Dataset records
+++

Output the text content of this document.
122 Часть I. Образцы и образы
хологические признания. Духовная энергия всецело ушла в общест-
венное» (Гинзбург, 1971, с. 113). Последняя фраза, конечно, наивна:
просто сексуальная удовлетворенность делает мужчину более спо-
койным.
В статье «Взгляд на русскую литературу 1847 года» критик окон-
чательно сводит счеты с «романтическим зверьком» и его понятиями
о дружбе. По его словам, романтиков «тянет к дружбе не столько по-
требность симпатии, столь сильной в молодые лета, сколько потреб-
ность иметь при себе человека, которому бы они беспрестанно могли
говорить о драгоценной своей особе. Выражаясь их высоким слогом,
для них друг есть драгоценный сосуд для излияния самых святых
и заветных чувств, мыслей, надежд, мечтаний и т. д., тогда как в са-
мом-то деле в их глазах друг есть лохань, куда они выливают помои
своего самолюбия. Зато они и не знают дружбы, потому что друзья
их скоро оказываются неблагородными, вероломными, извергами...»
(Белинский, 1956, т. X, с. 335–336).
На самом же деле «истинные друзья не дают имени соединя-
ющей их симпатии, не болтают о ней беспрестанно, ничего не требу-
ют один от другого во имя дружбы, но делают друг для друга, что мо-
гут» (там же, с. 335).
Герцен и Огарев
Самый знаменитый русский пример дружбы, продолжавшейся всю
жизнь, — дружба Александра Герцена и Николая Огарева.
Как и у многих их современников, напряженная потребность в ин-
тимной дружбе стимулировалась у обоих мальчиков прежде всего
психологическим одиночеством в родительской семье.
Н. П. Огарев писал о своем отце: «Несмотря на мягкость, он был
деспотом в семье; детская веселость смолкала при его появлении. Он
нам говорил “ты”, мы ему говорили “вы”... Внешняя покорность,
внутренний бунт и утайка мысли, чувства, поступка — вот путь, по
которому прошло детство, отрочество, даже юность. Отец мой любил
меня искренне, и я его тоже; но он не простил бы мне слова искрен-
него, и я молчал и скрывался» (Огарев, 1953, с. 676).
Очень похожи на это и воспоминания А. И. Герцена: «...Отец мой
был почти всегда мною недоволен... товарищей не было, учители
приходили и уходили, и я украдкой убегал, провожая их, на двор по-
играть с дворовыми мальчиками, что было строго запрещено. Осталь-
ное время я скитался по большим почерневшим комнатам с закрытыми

+++

Written instruction:
Your task is to print all of the records exactly.

Finished task:
Output the text content of this document.
122 Часть I. Образцы и образы
хологические признания. Духовная энергия всецело ушла в общест-
венное» (Гинзбург, 1971, с. 113). Последняя фраза, конечно, наивна:
просто сексуальная удовлетворенность делает мужчину более спо-
койным.
В статье «Взгляд на русскую литературу 1847 года» критик окон-
чательно сводит счеты с «романтическим зверьком» и его понятиями
о дружбе. По его словам, романтиков «тянет к дружбе не столько по-
требность симпатии, столь сильной в молодые лета, сколько потреб-
ность иметь при себе человека, которому бы они беспрестанно могли
говорить о драгоценной своей особе. Выражаясь их высоким слогом,
для них друг есть драгоценный сосуд для излияния самых святых
и заветных чувств, мыслей, надежд, мечтаний и т. д., тогда как в са-
мом-то деле в их глазах друг есть лохань, куда они выливают помои
своего самолюбия. Зато они и не знают дружбы, потому что друзья
их скоро оказываются неблагородными, вероломными, извергами...»
(Белинский, 1956, т. X, с. 335–336).
На самом же деле «истинные друзья не дают имени соединя-
ющей их симпатии, не болтают о ней беспрестанно, ничего не требу-
ют один от другого во имя дружбы, но делают друг для друга, что мо-
гут» (там же, с. 335).
Герцен и Огарев
Самый знаменитый русский пример дружбы, продолжавшейся всю
жизнь, — дружба Александра Герцена и Николая Огарева.
Как и у многих их современников, напряженная потребность в ин-
тимной дружбе стимулировалась у обоих мальчиков прежде всего
психологическим одиночеством в родительской семье.
Н. П. Огарев писал о своем отце: «Несмотря на мягкость, он был
деспотом в семье; детская веселость смолкала при его появлении. Он
нам говорил “ты”, мы ему говорили “вы”... Внешняя покорность,
внутренний бунт и утайка мысли, чувства, поступка — вот путь, по
которому прошло детство, отрочество, даже юность. Отец мой любил
меня искренне, и я его тоже; но он не простил бы мне слова искрен-
него, и я молчал и скрывался» (Огарев, 1953, с. 676).
Очень похожи на это и воспоминания А. И. Герцена: «...Отец мой
был почти всегда мною недоволен... товарищей не было, учители
приходили и уходили, и я украдкой убегал, провожая их, на двор по-
играть с дворовыми мальчиками, что было строго запрещено. Осталь-
ное время я скитался по большим почерневшим комнатам с закрытыми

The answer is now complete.